-- START Exercise input --
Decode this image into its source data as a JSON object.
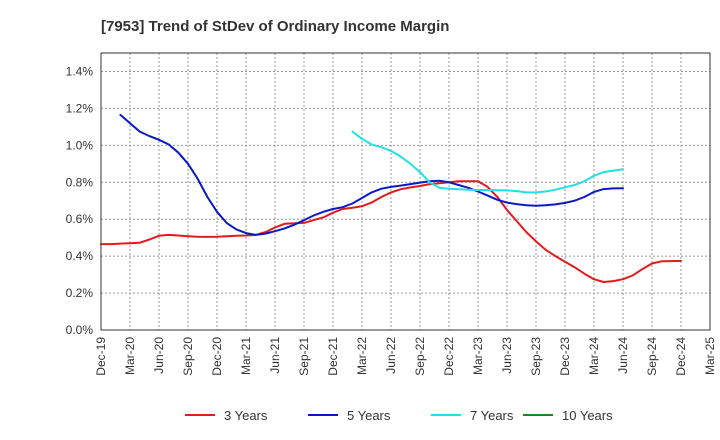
{
  "chart_data": {
    "type": "line",
    "title": "[7953]  Trend of StDev of Ordinary Income Margin",
    "xlabel": "",
    "ylabel": "",
    "x_ticks": [
      "Dec-19",
      "Mar-20",
      "Jun-20",
      "Sep-20",
      "Dec-20",
      "Mar-21",
      "Jun-21",
      "Sep-21",
      "Dec-21",
      "Mar-22",
      "Jun-22",
      "Sep-22",
      "Dec-22",
      "Mar-23",
      "Jun-23",
      "Sep-23",
      "Dec-23",
      "Mar-24",
      "Jun-24",
      "Sep-24",
      "Dec-24",
      "Mar-25"
    ],
    "y_ticks": [
      "0.0%",
      "0.2%",
      "0.4%",
      "0.6%",
      "0.8%",
      "1.0%",
      "1.2%",
      "1.4%"
    ],
    "ylim": [
      0,
      1.5
    ],
    "grid": true,
    "legend_position": "bottom",
    "series": [
      {
        "name": "3 Years",
        "color": "#e31a1c",
        "points": [
          [
            0,
            0.465
          ],
          [
            0.33,
            0.465
          ],
          [
            0.67,
            0.468
          ],
          [
            1,
            0.47
          ],
          [
            1.33,
            0.472
          ],
          [
            1.67,
            0.49
          ],
          [
            2,
            0.51
          ],
          [
            2.33,
            0.515
          ],
          [
            2.67,
            0.512
          ],
          [
            3,
            0.508
          ],
          [
            3.33,
            0.505
          ],
          [
            3.67,
            0.504
          ],
          [
            4,
            0.505
          ],
          [
            4.33,
            0.508
          ],
          [
            4.67,
            0.51
          ],
          [
            5,
            0.512
          ],
          [
            5.33,
            0.515
          ],
          [
            5.67,
            0.53
          ],
          [
            6,
            0.555
          ],
          [
            6.33,
            0.575
          ],
          [
            6.67,
            0.578
          ],
          [
            7,
            0.58
          ],
          [
            7.33,
            0.595
          ],
          [
            7.67,
            0.61
          ],
          [
            8,
            0.635
          ],
          [
            8.33,
            0.655
          ],
          [
            8.67,
            0.662
          ],
          [
            9,
            0.67
          ],
          [
            9.33,
            0.69
          ],
          [
            9.67,
            0.72
          ],
          [
            10,
            0.745
          ],
          [
            10.33,
            0.762
          ],
          [
            10.67,
            0.772
          ],
          [
            11,
            0.78
          ],
          [
            11.33,
            0.79
          ],
          [
            11.67,
            0.795
          ],
          [
            12,
            0.8
          ],
          [
            12.33,
            0.805
          ],
          [
            12.67,
            0.806
          ],
          [
            13,
            0.805
          ],
          [
            13.33,
            0.775
          ],
          [
            13.67,
            0.72
          ],
          [
            14,
            0.65
          ],
          [
            14.33,
            0.59
          ],
          [
            14.67,
            0.53
          ],
          [
            15,
            0.48
          ],
          [
            15.33,
            0.435
          ],
          [
            15.67,
            0.4
          ],
          [
            16,
            0.37
          ],
          [
            16.33,
            0.34
          ],
          [
            16.67,
            0.305
          ],
          [
            17,
            0.275
          ],
          [
            17.33,
            0.26
          ],
          [
            17.67,
            0.265
          ],
          [
            18,
            0.275
          ],
          [
            18.33,
            0.295
          ],
          [
            18.67,
            0.33
          ],
          [
            19,
            0.36
          ],
          [
            19.33,
            0.372
          ],
          [
            19.67,
            0.373
          ],
          [
            20,
            0.374
          ]
        ]
      },
      {
        "name": "5 Years",
        "color": "#0a18c8",
        "points": [
          [
            0.67,
            1.165
          ],
          [
            1,
            1.12
          ],
          [
            1.33,
            1.075
          ],
          [
            1.67,
            1.05
          ],
          [
            2,
            1.03
          ],
          [
            2.33,
            1.005
          ],
          [
            2.67,
            0.96
          ],
          [
            3,
            0.9
          ],
          [
            3.33,
            0.82
          ],
          [
            3.67,
            0.72
          ],
          [
            4,
            0.64
          ],
          [
            4.33,
            0.58
          ],
          [
            4.67,
            0.545
          ],
          [
            5,
            0.525
          ],
          [
            5.33,
            0.515
          ],
          [
            5.67,
            0.522
          ],
          [
            6,
            0.535
          ],
          [
            6.33,
            0.55
          ],
          [
            6.67,
            0.57
          ],
          [
            7,
            0.595
          ],
          [
            7.33,
            0.62
          ],
          [
            7.67,
            0.64
          ],
          [
            8,
            0.655
          ],
          [
            8.33,
            0.665
          ],
          [
            8.67,
            0.685
          ],
          [
            9,
            0.715
          ],
          [
            9.33,
            0.745
          ],
          [
            9.67,
            0.765
          ],
          [
            10,
            0.775
          ],
          [
            10.33,
            0.782
          ],
          [
            10.67,
            0.79
          ],
          [
            11,
            0.798
          ],
          [
            11.33,
            0.805
          ],
          [
            11.67,
            0.808
          ],
          [
            12,
            0.8
          ],
          [
            12.33,
            0.785
          ],
          [
            12.67,
            0.77
          ],
          [
            13,
            0.75
          ],
          [
            13.33,
            0.728
          ],
          [
            13.67,
            0.705
          ],
          [
            14,
            0.69
          ],
          [
            14.33,
            0.682
          ],
          [
            14.67,
            0.676
          ],
          [
            15,
            0.673
          ],
          [
            15.33,
            0.675
          ],
          [
            15.67,
            0.68
          ],
          [
            16,
            0.688
          ],
          [
            16.33,
            0.7
          ],
          [
            16.67,
            0.72
          ],
          [
            17,
            0.748
          ],
          [
            17.33,
            0.763
          ],
          [
            17.67,
            0.767
          ],
          [
            18,
            0.768
          ]
        ]
      },
      {
        "name": "7 Years",
        "color": "#22e0e8",
        "points": [
          [
            8.67,
            1.075
          ],
          [
            9,
            1.035
          ],
          [
            9.33,
            1.005
          ],
          [
            9.67,
            0.99
          ],
          [
            10,
            0.97
          ],
          [
            10.33,
            0.94
          ],
          [
            10.67,
            0.9
          ],
          [
            11,
            0.855
          ],
          [
            11.33,
            0.8
          ],
          [
            11.67,
            0.77
          ],
          [
            12,
            0.765
          ],
          [
            12.33,
            0.762
          ],
          [
            12.67,
            0.76
          ],
          [
            13,
            0.758
          ],
          [
            13.33,
            0.758
          ],
          [
            13.67,
            0.757
          ],
          [
            14,
            0.756
          ],
          [
            14.33,
            0.752
          ],
          [
            14.67,
            0.745
          ],
          [
            15,
            0.745
          ],
          [
            15.33,
            0.75
          ],
          [
            15.67,
            0.76
          ],
          [
            16,
            0.773
          ],
          [
            16.33,
            0.785
          ],
          [
            16.67,
            0.805
          ],
          [
            17,
            0.835
          ],
          [
            17.33,
            0.855
          ],
          [
            17.67,
            0.863
          ],
          [
            18,
            0.87
          ]
        ]
      },
      {
        "name": "10 Years",
        "color": "#1a8a1a",
        "points": []
      }
    ]
  }
}
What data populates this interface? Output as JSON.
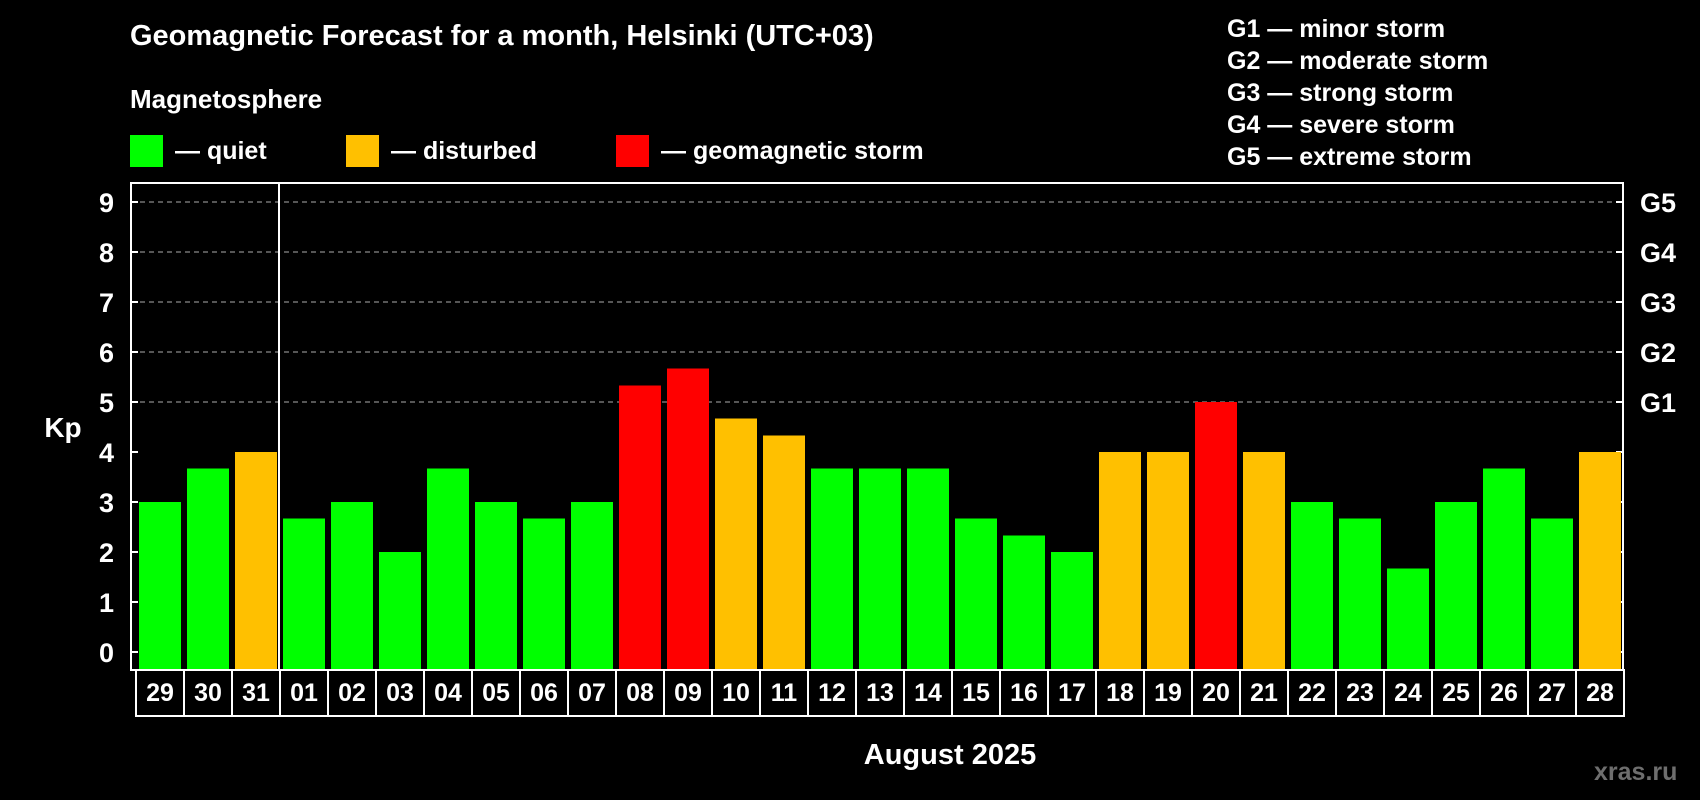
{
  "chart_data": {
    "type": "bar",
    "title": "Geomagnetic Forecast for a month, Helsinki (UTC+03)",
    "subtitle": "Magnetosphere",
    "ylabel": "Kp",
    "xlabel": "August 2025",
    "ylim": [
      0,
      9
    ],
    "yticks": [
      "0",
      "1",
      "2",
      "3",
      "4",
      "5",
      "6",
      "7",
      "8",
      "9"
    ],
    "right_ticks": [
      {
        "kp": 5,
        "label": "G1"
      },
      {
        "kp": 6,
        "label": "G2"
      },
      {
        "kp": 7,
        "label": "G3"
      },
      {
        "kp": 8,
        "label": "G4"
      },
      {
        "kp": 9,
        "label": "G5"
      }
    ],
    "categories": [
      "29",
      "30",
      "31",
      "01",
      "02",
      "03",
      "04",
      "05",
      "06",
      "07",
      "08",
      "09",
      "10",
      "11",
      "12",
      "13",
      "14",
      "15",
      "16",
      "17",
      "18",
      "19",
      "20",
      "21",
      "22",
      "23",
      "24",
      "25",
      "26",
      "27",
      "28"
    ],
    "values": [
      3.0,
      3.67,
      4.0,
      2.67,
      3.0,
      2.0,
      3.67,
      3.0,
      2.67,
      3.0,
      5.33,
      5.67,
      4.67,
      4.33,
      3.67,
      3.67,
      3.67,
      2.67,
      2.33,
      2.0,
      4.0,
      4.0,
      5.0,
      4.0,
      3.0,
      2.67,
      1.67,
      3.0,
      3.67,
      2.67,
      4.0
    ],
    "levels": [
      "quiet",
      "quiet",
      "disturbed",
      "quiet",
      "quiet",
      "quiet",
      "quiet",
      "quiet",
      "quiet",
      "quiet",
      "storm",
      "storm",
      "disturbed",
      "disturbed",
      "quiet",
      "quiet",
      "quiet",
      "quiet",
      "quiet",
      "quiet",
      "disturbed",
      "disturbed",
      "storm",
      "disturbed",
      "quiet",
      "quiet",
      "quiet",
      "quiet",
      "quiet",
      "quiet",
      "disturbed"
    ],
    "month_divider_after_index": 2,
    "grid": "dashed at storm levels",
    "colors": {
      "quiet": "#00ff00",
      "disturbed": "#ffc000",
      "storm": "#ff0000",
      "background": "#000000",
      "axis": "#ffffff"
    }
  },
  "legend": [
    {
      "key": "quiet",
      "label": "— quiet"
    },
    {
      "key": "disturbed",
      "label": "— disturbed"
    },
    {
      "key": "storm",
      "label": "— geomagnetic storm"
    }
  ],
  "g_scale": [
    "G1 — minor storm",
    "G2 — moderate storm",
    "G3 — strong storm",
    "G4 — severe storm",
    "G5 — extreme storm"
  ],
  "watermark": "xras.ru"
}
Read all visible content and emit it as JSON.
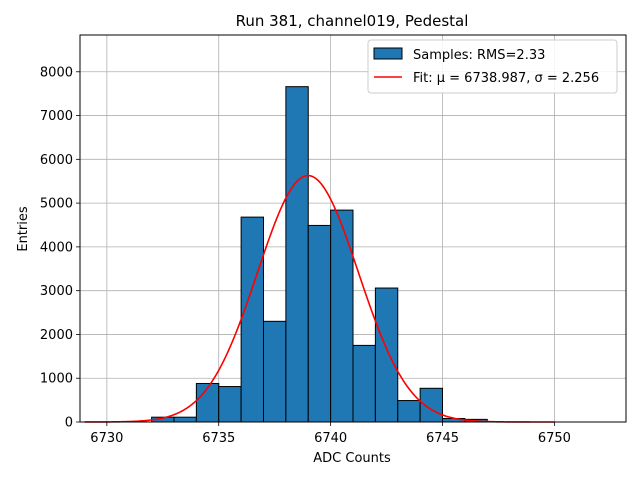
{
  "chart_data": {
    "type": "bar",
    "title": "Run 381, channel019, Pedestal",
    "xlabel": "ADC Counts",
    "ylabel": "Entries",
    "xlim": [
      6728.8,
      6753.2
    ],
    "ylim": [
      0,
      8840
    ],
    "grid": true,
    "legend_position": "top-right",
    "x_ticks": [
      6730,
      6735,
      6740,
      6745,
      6750
    ],
    "y_ticks": [
      0,
      1000,
      2000,
      3000,
      4000,
      5000,
      6000,
      7000,
      8000
    ],
    "histogram": {
      "name": "Samples: RMS=2.33",
      "bin_edges": [
        6729,
        6730,
        6731,
        6732,
        6733,
        6734,
        6735,
        6736,
        6737,
        6738,
        6739,
        6740,
        6741,
        6742,
        6743,
        6744,
        6745,
        6746,
        6747,
        6748,
        6749,
        6750,
        6751,
        6752
      ],
      "counts": [
        0,
        0,
        0,
        110,
        110,
        880,
        810,
        4680,
        2300,
        7660,
        4490,
        4840,
        1750,
        3060,
        490,
        770,
        80,
        60,
        0,
        0,
        0,
        0,
        0
      ],
      "color": "#1f77b4",
      "edge_color": "#000000"
    },
    "fit": {
      "name": "Fit: μ = 6738.987, σ = 2.256",
      "mu_label": "μ",
      "sigma_label": "σ",
      "mu": 6738.987,
      "sigma": 2.256,
      "amplitude": 5630,
      "x_range": [
        6729,
        6750
      ],
      "color": "#ff0000"
    }
  }
}
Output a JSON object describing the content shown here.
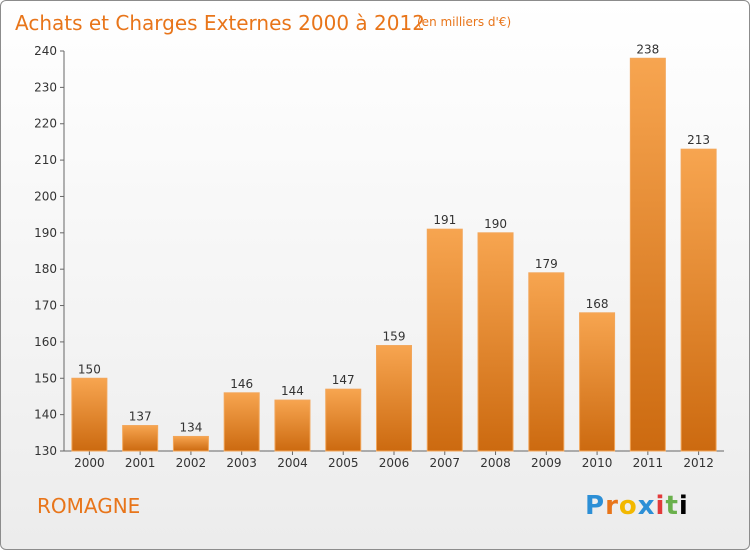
{
  "chart_data": {
    "type": "bar",
    "title": "Achats et Charges Externes 2000 à 2012",
    "subtitle": "(en milliers d'€)",
    "categories": [
      "2000",
      "2001",
      "2002",
      "2003",
      "2004",
      "2005",
      "2006",
      "2007",
      "2008",
      "2009",
      "2010",
      "2011",
      "2012"
    ],
    "values": [
      150,
      137,
      134,
      146,
      144,
      147,
      159,
      191,
      190,
      179,
      168,
      238,
      213
    ],
    "ylim": [
      130,
      240
    ],
    "yticks": [
      130,
      140,
      150,
      160,
      170,
      180,
      190,
      200,
      210,
      220,
      230,
      240
    ],
    "grid": false,
    "bar_color": "#f0963c"
  },
  "footer": {
    "commune": "ROMAGNE",
    "logo": "Proxiti"
  },
  "colors": {
    "accent": "#e8751a"
  }
}
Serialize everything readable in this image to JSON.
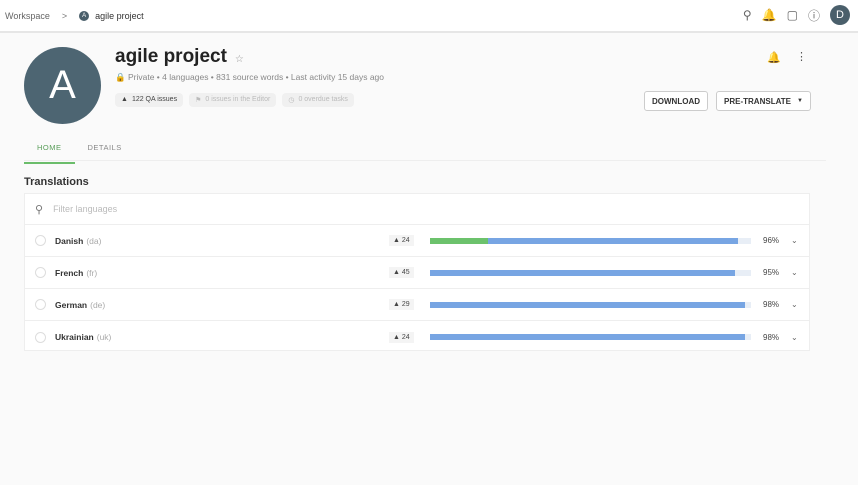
{
  "breadcrumb": {
    "workspace": "Workspace",
    "separator": ">",
    "project_initial": "A",
    "project": "agile project"
  },
  "user_initial": "D",
  "project": {
    "initial": "A",
    "title": "agile project",
    "meta": "Private • 4 languages  • 831 source words  • Last activity 15 days ago",
    "chips": [
      "122 QA issues",
      "0 issues in the Editor",
      "0 overdue tasks"
    ]
  },
  "buttons": {
    "download": "DOWNLOAD",
    "pretranslate": "PRE-TRANSLATE"
  },
  "tabs": [
    "HOME",
    "DETAILS"
  ],
  "section_title": "Translations",
  "filter_placeholder": "Filter languages",
  "colors": {
    "translated": "#77a5e3",
    "approved": "#6cc26c",
    "accent": "#6bbd6b"
  },
  "languages": [
    {
      "name": "Danish",
      "code": "(da)",
      "qa": "24",
      "percent": "96%",
      "translated": 96,
      "approved": 18
    },
    {
      "name": "French",
      "code": "(fr)",
      "qa": "45",
      "percent": "95%",
      "translated": 95,
      "approved": 0
    },
    {
      "name": "German",
      "code": "(de)",
      "qa": "29",
      "percent": "98%",
      "translated": 98,
      "approved": 0
    },
    {
      "name": "Ukrainian",
      "code": "(uk)",
      "qa": "24",
      "percent": "98%",
      "translated": 98,
      "approved": 0
    }
  ]
}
-- END Exercise input --
# What is needed
From the data above, show each line that contains "percent".

# Written response
      "percent": "96%",
      "percent": "95%",
      "percent": "98%",
      "percent": "98%",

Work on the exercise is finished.